(SET TASK) Look below for the line with "OCR this image.", and from there restate every line word for word until the entries end.

____

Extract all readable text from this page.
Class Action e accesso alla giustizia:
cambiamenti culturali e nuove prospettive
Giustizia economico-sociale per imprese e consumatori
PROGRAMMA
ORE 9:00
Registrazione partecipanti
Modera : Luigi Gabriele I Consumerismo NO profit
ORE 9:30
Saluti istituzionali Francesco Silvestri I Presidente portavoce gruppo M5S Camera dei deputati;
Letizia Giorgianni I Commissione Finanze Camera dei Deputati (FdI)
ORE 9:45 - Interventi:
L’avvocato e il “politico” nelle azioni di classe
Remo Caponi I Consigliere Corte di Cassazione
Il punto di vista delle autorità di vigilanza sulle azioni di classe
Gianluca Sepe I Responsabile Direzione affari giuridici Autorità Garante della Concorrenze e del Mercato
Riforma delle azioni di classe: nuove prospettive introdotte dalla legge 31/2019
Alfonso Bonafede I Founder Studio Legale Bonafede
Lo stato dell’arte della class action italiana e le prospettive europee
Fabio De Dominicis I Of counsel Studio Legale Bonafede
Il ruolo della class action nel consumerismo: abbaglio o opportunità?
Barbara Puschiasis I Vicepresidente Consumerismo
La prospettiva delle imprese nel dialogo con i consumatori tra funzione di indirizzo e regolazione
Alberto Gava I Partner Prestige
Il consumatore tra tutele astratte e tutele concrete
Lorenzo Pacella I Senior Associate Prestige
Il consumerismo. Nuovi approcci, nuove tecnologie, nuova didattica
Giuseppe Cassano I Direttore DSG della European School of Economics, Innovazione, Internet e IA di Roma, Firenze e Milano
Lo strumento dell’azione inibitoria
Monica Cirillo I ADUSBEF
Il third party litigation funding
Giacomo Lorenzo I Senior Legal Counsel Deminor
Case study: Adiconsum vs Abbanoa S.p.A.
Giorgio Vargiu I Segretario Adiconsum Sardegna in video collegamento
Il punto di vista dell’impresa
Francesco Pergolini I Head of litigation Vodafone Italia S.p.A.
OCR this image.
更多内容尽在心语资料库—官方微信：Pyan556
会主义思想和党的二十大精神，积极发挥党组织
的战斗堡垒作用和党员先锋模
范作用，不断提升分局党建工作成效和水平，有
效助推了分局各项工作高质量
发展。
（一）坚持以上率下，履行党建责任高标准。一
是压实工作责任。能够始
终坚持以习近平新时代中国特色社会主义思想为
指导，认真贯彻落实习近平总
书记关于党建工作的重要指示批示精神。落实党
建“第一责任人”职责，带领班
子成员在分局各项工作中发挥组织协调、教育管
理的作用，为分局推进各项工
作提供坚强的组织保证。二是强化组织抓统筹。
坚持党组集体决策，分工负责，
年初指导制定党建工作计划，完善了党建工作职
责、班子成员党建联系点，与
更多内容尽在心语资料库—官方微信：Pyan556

____

(CORRECT OUTPUT)
OCR this image.
更多内容尽在心语资料库—官方微信：Pyan556
会主义思想和党的二十大精神，积极发挥党组织
的战斗堡垒作用和党员先锋模
范作用，不断提升分局党建工作成效和水平，有
效助推了分局各项工作高质量
发展。
（一）坚持以上率下，履行党建责任高标准。一
是压实工作责任。能够始
终坚持以习近平新时代中国特色社会主义思想为
指导，认真贯彻落实习近平总
书记关于党建工作的重要指示批示精神。落实党
建“第一责任人”职责，带领班
子成员在分局各项工作中发挥组织协调、教育管
理的作用，为分局推进各项工
作提供坚强的组织保证。二是强化组织抓统筹。
坚持党组集体决策，分工负责，
年初指导制定党建工作计划，完善了党建工作职
责、班子成员党建联系点，与
更多内容尽在心语资料库—官方微信：Pyan556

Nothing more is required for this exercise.